• **Aim of the task**:
According to the passage on the Stinnett thesis, when was Adm. Anderson promoted?

Other contradictions and flat-out errors abound. A central point in the Stinnett thesis is that Adm. Anderson was promoted shortly before December 1941 to act as FDR's "enforcement" mechanism. But Anderson's own oral history, and national biographical sources confirm, that he was promoted in July 1936, and he attributed his position as a demotion based on a falling out with Frank Knox. If Anderson was friendly with FDR, it doesn't come through in his oral history.
 
For a lot of reasons, including US domestic racial politics, relations between the US and Japan had been deteriorating for a long time. I suspect any US administration would have behaved similarly to FDR's; the "Yellow Peril" was very much part of that era's zeitgeist.

There are reasons why the USN had more of its forces in the Pacific and designed its ships for operations there; they focus around long-term US interests in the Pacific. I seriously doubt any US government would have done anything much differently than did FDR.

• **Input data**:
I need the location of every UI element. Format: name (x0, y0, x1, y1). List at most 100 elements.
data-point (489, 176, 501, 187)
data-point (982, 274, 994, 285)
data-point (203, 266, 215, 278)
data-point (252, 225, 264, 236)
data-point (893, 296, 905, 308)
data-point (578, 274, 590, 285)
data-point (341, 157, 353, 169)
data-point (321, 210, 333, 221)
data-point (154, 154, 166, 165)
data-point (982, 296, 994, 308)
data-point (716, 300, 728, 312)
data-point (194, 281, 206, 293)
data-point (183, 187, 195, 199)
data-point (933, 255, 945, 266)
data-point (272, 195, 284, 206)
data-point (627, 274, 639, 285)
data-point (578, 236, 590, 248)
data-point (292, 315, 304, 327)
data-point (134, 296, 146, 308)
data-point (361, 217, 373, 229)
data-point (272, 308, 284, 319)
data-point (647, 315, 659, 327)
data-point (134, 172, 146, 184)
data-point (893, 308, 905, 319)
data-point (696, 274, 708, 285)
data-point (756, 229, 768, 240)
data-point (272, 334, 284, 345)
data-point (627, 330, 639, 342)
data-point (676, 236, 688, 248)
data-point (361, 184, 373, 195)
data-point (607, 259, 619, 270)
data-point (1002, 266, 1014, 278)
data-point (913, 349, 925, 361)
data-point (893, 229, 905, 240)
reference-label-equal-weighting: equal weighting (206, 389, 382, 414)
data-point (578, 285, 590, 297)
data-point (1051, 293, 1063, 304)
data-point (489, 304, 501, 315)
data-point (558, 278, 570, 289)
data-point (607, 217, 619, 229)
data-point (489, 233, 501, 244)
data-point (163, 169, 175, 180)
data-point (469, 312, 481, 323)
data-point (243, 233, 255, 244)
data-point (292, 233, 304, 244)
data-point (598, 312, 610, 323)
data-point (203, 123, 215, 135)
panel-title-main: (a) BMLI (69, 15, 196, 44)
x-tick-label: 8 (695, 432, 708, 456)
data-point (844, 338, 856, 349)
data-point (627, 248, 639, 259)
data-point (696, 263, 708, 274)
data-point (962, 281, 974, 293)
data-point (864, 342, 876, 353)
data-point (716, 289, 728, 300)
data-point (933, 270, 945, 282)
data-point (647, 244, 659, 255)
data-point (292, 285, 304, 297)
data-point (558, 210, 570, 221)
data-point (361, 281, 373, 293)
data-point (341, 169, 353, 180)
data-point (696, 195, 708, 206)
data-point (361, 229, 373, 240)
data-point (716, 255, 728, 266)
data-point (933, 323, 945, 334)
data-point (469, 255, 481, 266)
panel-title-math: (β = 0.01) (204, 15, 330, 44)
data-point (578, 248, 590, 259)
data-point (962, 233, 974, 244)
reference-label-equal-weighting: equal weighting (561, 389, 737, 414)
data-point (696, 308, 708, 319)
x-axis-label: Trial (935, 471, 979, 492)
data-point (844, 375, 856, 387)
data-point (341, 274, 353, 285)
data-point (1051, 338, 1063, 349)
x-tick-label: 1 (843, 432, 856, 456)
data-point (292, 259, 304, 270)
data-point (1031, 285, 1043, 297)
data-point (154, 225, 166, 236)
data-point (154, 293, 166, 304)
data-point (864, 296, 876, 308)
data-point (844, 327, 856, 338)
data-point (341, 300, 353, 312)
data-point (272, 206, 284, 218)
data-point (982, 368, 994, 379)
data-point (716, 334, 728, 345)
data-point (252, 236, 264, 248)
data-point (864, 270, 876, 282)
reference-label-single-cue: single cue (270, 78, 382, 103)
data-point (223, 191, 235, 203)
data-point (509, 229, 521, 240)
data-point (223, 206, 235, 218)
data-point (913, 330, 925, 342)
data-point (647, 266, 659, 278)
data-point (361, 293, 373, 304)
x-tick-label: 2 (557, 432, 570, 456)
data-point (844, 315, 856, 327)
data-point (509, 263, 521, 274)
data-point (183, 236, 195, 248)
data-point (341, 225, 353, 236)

• **Response area**:
In July 1936.